Copy out each line of the material below that holds the string "salinity".

>> begin Data provided

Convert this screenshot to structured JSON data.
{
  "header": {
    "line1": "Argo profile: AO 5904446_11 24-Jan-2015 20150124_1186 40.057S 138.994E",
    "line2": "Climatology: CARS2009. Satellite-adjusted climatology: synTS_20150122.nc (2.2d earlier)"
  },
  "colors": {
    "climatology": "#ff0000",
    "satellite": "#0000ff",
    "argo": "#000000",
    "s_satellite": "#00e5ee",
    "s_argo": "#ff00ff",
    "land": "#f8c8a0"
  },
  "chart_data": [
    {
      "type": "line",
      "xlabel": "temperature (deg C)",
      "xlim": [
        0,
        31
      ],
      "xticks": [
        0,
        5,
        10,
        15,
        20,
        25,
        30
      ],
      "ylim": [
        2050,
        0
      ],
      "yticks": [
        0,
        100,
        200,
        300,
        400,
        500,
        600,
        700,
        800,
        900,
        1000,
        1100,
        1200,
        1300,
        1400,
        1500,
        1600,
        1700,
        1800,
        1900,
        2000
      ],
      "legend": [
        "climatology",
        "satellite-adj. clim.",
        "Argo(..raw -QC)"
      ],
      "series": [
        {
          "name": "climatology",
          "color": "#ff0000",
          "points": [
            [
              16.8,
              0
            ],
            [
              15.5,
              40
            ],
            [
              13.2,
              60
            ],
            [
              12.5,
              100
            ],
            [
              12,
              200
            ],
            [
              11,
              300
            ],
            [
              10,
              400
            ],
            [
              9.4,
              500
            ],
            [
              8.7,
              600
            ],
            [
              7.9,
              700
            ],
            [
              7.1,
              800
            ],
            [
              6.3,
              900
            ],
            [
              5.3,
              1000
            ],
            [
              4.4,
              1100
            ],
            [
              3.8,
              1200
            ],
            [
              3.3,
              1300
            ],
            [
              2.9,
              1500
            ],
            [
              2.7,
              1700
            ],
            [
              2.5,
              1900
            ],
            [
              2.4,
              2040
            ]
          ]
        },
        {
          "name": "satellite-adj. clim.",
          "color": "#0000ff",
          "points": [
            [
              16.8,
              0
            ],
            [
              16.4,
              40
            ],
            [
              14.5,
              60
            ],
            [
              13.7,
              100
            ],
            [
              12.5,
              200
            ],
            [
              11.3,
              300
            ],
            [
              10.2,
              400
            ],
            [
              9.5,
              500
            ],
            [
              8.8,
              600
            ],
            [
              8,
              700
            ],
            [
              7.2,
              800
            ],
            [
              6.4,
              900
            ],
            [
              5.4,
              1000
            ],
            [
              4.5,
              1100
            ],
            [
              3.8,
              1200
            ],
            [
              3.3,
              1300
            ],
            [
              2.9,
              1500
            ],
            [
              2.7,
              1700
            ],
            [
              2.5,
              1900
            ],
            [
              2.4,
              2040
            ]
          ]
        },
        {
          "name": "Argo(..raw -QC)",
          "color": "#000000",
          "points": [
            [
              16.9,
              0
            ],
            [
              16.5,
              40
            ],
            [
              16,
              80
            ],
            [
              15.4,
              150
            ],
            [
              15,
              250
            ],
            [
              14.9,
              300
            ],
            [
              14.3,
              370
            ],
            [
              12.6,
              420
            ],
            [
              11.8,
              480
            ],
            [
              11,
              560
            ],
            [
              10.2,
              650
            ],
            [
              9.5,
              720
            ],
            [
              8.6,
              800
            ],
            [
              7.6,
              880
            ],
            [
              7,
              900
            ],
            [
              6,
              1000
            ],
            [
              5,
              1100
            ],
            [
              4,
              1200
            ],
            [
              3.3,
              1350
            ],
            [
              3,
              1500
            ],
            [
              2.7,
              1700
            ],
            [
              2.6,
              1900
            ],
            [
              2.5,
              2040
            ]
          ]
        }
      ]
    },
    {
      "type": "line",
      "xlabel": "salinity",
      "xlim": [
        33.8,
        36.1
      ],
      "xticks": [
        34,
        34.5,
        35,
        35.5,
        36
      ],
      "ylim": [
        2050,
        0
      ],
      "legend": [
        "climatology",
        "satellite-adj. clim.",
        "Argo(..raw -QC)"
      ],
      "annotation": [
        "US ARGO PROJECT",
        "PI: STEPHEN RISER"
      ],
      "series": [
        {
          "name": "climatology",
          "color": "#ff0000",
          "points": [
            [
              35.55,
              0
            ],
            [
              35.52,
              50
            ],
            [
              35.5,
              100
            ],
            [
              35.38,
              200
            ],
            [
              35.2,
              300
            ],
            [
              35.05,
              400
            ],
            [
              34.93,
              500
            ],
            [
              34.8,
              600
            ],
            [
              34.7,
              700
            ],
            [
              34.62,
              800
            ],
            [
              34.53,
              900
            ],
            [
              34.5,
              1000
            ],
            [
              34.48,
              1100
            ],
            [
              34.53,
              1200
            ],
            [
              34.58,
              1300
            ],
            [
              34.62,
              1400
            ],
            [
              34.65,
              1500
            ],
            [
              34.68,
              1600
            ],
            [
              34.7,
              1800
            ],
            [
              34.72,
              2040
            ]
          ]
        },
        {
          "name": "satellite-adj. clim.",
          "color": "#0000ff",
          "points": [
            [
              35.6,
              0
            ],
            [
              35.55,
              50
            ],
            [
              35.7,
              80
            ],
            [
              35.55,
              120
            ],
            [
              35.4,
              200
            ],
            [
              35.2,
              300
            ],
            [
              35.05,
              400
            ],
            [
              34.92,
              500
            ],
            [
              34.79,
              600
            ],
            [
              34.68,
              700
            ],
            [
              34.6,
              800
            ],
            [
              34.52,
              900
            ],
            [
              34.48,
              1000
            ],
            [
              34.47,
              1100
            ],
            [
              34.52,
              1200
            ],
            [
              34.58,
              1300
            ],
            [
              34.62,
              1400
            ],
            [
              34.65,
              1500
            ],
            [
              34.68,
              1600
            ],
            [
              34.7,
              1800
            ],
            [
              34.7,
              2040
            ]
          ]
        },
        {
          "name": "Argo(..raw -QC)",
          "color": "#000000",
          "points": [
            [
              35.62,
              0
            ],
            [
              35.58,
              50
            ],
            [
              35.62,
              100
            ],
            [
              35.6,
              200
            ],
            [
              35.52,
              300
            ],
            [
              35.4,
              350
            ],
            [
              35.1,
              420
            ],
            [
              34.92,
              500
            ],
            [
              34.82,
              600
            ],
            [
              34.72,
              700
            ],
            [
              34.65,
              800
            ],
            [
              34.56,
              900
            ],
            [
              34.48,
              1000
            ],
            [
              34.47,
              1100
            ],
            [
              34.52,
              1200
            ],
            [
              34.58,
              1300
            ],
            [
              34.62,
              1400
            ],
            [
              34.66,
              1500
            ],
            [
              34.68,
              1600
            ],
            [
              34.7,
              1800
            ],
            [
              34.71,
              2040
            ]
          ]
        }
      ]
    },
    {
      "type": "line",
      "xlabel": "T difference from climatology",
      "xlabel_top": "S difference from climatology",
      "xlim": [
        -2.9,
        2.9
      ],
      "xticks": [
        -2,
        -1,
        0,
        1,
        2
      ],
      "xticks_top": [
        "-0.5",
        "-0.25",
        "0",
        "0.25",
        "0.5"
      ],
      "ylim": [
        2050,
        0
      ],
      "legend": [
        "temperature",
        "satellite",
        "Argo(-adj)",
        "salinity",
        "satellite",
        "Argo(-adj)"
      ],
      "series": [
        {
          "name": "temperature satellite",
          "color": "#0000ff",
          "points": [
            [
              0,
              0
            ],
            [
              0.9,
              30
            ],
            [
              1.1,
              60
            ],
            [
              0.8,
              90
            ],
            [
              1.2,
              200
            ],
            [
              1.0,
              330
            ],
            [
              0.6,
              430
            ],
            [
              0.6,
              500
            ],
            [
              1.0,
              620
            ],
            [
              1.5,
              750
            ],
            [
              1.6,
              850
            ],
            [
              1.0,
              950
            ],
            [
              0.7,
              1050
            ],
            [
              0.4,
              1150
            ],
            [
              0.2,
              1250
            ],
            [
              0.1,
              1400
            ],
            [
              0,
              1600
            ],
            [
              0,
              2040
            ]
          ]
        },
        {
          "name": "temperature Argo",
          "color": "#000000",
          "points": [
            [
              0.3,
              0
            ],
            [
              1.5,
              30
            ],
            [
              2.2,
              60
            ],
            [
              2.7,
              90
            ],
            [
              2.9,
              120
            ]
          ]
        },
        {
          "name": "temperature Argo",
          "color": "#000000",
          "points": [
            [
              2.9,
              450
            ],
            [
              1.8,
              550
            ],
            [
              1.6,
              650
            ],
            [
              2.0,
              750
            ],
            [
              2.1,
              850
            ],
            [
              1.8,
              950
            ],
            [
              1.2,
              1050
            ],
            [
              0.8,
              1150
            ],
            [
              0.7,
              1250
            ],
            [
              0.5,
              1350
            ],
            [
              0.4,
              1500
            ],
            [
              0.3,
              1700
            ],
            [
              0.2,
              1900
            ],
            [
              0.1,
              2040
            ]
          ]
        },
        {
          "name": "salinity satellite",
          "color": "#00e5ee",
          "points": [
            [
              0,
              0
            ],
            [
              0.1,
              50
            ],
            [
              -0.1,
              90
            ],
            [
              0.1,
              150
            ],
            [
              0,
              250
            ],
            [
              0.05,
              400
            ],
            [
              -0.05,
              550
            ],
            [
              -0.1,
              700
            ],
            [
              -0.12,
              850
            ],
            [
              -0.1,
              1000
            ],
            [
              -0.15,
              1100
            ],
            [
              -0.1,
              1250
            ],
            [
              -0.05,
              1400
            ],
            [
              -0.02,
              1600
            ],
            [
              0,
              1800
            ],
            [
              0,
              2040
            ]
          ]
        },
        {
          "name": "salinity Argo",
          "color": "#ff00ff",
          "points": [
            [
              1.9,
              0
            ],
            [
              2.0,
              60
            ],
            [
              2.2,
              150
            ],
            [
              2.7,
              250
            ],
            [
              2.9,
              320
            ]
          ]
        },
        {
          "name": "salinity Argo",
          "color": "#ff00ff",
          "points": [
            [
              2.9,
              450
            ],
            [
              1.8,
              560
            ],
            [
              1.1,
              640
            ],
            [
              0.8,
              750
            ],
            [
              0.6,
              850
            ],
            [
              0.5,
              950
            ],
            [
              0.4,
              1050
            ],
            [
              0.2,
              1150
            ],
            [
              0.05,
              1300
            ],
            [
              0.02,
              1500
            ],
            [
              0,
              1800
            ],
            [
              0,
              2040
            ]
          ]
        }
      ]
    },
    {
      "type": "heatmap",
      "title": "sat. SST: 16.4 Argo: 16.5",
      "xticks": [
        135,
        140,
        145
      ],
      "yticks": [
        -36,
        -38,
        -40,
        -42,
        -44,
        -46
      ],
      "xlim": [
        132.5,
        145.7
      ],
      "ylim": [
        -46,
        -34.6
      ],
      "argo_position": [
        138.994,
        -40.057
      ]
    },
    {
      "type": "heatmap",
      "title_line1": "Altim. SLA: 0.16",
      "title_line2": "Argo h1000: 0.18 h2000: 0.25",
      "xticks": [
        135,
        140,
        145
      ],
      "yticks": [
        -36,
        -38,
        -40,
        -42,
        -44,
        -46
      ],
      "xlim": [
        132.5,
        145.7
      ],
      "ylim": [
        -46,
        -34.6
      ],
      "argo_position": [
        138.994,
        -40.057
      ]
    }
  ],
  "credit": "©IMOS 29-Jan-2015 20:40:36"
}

>> end Data provided

> **Answer for this exercise**:
      "xlabel": "salinity",
        "salinity",
          "name": "salinity satellite",
          "name": "salinity Argo",
          "name": "salinity Argo",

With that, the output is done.